Exercise description:
Read the records below. Copy each line where the string "folder" occurs.

Material provided:
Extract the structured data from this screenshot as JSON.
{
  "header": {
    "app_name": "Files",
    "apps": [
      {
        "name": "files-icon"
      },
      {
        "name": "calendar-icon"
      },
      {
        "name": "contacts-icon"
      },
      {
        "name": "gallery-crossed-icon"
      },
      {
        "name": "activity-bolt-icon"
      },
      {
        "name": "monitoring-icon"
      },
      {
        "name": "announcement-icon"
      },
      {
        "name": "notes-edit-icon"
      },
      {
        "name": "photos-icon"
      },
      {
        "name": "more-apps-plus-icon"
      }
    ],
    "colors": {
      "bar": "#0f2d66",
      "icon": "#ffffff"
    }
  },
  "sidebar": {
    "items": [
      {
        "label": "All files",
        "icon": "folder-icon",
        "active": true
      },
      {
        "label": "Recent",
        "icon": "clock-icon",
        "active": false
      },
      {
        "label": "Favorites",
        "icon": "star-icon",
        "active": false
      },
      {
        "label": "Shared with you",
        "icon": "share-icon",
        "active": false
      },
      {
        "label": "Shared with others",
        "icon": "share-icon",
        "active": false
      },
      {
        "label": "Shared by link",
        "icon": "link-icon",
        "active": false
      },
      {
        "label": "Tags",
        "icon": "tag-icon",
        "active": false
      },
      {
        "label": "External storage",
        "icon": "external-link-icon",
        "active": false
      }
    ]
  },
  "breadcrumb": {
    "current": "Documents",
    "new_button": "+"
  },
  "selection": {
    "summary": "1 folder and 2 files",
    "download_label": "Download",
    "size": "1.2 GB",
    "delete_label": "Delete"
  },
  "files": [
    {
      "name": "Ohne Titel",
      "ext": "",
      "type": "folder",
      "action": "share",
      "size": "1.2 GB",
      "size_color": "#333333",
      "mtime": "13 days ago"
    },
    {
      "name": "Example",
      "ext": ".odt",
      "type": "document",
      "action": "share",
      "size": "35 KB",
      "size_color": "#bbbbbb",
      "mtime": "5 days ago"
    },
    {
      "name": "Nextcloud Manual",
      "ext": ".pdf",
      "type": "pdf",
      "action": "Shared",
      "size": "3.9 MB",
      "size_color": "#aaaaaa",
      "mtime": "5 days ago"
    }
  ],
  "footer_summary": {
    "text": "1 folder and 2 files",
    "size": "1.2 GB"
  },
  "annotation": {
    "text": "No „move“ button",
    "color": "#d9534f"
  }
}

Solved exercise:
        "icon": "folder-icon",
    "summary": "1 folder and 2 files",
      "type": "folder",
    "text": "1 folder and 2 files",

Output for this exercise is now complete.